**WORK INSTRUCTIONS**
• a. Transcribe everything in the Stephen Foster text from "U.S. #879 was" down to "flute, and piano.".
• b. According to the Stephen Foster text, what was the first song Foster published?
• c. Take the Stephen Foster text further, beginning right after its final sentence.

### DOCUMENT PASSAGE

Death of Stephen Foster 

Death of Stephen Foster 

U.S. #879 was issued in Bardstown, Kentucky, where Foster was inspired to write “My Old Kentucky Home.”

On January 13, 1864, Stephen Foster, the “father of American music,” died in New York City.

Stephen Collins Foster was born on July 4, 1826, in Lawrenceville, Pennsylvania. The youngest of nine children, Foster attended private schools and taught himself to play the clarinet, violin, guitar, flute, and piano.

Foster never received a formal education in musical composition but wrote his first song, “Tioga Waltz,” when he was just 14 years old. He published his first song, “Open Thy Lattice Love,” three years later. Foster briefly attended college, but took a trip to Pittsburgh and never went back to school. Instead, he moved to Cincinnati, Ohio to work as a bookkeeper for his brother’s steamship company.

######
### EXCERPTED RECORDS

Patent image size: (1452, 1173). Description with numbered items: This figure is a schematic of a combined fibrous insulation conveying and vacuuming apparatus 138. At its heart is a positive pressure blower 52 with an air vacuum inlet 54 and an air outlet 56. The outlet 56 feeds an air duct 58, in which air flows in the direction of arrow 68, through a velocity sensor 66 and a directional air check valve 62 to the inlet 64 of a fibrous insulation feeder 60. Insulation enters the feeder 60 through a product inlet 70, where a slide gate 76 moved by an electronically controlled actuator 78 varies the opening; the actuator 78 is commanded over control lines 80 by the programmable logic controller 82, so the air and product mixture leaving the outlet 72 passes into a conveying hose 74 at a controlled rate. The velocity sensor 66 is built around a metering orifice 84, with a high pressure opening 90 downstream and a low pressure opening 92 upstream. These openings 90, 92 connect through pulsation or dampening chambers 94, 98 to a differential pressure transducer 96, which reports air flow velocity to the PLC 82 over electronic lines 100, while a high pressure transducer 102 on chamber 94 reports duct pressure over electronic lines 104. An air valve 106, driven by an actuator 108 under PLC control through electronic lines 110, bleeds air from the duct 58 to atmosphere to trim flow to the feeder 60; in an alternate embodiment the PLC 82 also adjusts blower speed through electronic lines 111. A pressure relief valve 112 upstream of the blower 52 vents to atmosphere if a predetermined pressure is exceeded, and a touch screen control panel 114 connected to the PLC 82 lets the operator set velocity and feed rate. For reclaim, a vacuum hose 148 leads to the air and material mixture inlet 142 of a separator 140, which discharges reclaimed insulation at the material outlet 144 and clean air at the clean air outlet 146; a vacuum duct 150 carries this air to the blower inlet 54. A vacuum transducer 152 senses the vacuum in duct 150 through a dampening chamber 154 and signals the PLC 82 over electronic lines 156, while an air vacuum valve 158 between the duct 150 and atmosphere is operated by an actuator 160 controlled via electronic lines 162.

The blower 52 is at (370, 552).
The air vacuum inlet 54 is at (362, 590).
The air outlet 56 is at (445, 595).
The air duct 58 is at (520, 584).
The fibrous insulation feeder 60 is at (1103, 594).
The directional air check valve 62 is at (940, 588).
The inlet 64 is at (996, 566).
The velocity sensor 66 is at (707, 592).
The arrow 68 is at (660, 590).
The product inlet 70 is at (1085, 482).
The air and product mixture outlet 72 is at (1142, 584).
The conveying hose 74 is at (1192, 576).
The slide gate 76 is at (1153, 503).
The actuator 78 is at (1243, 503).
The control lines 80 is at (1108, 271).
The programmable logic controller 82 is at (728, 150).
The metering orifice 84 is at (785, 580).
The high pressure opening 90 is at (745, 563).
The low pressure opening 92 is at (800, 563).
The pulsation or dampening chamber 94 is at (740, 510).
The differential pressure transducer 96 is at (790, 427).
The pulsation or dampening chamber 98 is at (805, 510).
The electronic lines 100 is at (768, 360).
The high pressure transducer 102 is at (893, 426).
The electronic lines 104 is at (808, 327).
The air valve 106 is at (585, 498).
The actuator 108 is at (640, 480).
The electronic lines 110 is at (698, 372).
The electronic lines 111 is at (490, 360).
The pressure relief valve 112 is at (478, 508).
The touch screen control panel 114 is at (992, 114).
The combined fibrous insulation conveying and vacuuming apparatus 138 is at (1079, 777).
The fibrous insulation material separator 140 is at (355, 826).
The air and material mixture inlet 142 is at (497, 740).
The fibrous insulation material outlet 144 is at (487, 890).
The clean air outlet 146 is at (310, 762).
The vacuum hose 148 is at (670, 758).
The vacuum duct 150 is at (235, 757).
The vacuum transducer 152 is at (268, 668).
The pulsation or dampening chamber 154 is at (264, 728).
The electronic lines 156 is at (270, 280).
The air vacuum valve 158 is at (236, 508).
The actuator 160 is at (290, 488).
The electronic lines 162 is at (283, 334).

######

**WRITTEN RESPONSES**
• a.
U.S. #879 was issued in Bardstown, Kentucky, where Foster was inspired to write “My Old Kentucky Home.”

On January 13, 1864, Stephen Foster, the “father of American music,” died in New York City.

Stephen Collins Foster was born on July 4, 1826, in Lawrenceville, Pennsylvania. The youngest of nine children, Foster attended private schools and taught himself to play the clarinet, violin, guitar, flute, and piano.

• b. His first published song was "Open Thy Lattice Love."

• c.
U.S. #879 – Classic First Day Cover.

While in Cincinnati, Foster wrote his first successful songs between 1848 and 1849. Among these songs was “Oh! Susanna,” which became a popular anthem of the California Gold Rush. Also during this time, he published Foster’s Ethiopian Melodies, which included “Nelly Was a Lady,” popularized by the Christy Minstrels.

U.S. #2636 pictures My Old Kentucky Home State Park, named after Foster’s famed song.

After that success, Foster moved back to Pennsylvania and signed a contract with the Christy Minstrels. This would lead to perhaps his most successful musical period. In the early 1850s, he wrote several now-famous songs, including “Camptown Races,” “Nelly By,” “Ring de Banjo,” “Old Folks at Home” (also known as “Swanee River”), “My Old Kentucky Home,” “Old Dog Tray,” and “Jeanie with the Light Brown Hair.” Many of Foster’s songs had southern themes, though he never lived there and only visited once.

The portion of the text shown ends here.